▸ **Data for processing**:
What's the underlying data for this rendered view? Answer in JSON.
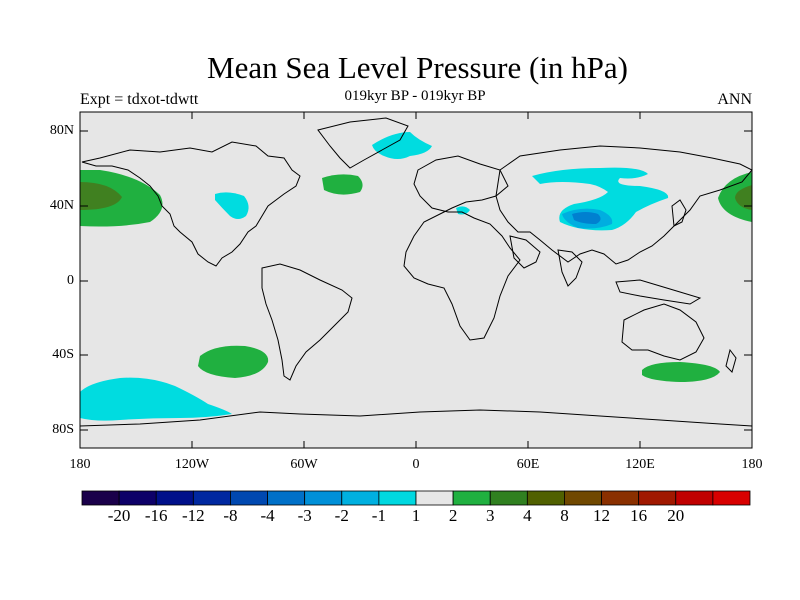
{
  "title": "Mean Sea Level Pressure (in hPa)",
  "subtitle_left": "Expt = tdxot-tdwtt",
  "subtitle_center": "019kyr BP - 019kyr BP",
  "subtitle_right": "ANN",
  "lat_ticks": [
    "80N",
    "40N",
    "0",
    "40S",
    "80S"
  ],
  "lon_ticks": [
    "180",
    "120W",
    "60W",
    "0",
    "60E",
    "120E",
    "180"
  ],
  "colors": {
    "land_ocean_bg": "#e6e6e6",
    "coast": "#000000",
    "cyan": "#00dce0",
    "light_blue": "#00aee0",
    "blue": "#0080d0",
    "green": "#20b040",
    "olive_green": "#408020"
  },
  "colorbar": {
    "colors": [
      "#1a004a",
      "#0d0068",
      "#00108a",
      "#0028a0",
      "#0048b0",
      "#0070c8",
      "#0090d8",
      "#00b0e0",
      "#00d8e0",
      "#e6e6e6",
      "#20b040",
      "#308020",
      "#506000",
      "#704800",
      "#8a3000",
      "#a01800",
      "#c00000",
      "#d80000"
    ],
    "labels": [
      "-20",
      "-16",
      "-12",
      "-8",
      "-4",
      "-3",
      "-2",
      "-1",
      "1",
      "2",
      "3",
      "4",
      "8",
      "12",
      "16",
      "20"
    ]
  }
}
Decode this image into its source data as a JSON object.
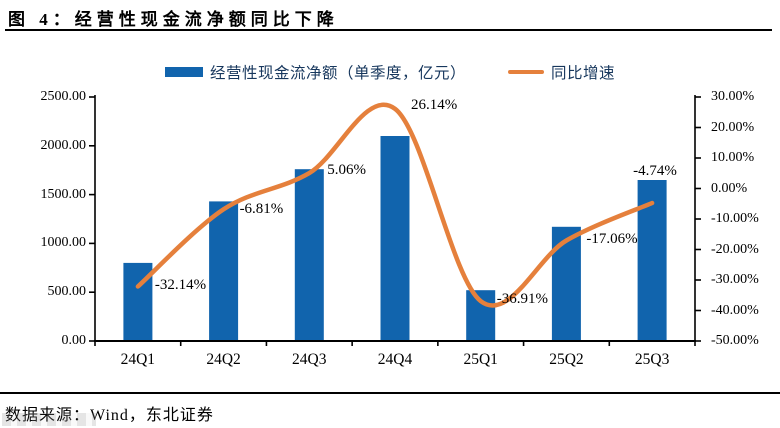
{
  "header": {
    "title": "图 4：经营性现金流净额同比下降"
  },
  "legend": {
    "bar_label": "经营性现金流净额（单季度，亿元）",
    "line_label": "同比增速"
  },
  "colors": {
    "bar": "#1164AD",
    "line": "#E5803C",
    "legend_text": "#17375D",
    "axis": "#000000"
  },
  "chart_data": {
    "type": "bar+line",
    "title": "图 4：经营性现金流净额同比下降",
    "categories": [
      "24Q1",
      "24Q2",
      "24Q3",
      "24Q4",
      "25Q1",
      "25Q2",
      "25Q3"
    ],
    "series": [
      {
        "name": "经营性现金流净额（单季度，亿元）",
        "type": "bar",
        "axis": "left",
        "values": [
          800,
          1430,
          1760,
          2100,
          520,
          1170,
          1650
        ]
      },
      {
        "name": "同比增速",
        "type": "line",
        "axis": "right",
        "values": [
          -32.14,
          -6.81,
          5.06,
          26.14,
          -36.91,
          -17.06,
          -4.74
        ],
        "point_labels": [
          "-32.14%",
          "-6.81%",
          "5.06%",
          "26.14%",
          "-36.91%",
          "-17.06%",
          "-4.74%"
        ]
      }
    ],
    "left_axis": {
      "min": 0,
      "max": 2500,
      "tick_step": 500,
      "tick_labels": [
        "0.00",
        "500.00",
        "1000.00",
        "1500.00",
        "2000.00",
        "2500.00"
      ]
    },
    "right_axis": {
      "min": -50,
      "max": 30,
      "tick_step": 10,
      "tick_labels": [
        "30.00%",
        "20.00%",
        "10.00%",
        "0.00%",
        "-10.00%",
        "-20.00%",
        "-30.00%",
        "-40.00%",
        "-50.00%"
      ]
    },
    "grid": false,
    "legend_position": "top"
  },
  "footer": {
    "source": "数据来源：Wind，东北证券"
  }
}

▸ **Requirement**: Extract every line that has the string "经营性现金流净额同比下降" in it.

▸ **Response to this exercise**:
    "title": "图 4：经营性现金流净额同比下降"
    "title": "图 4：经营性现金流净额同比下降",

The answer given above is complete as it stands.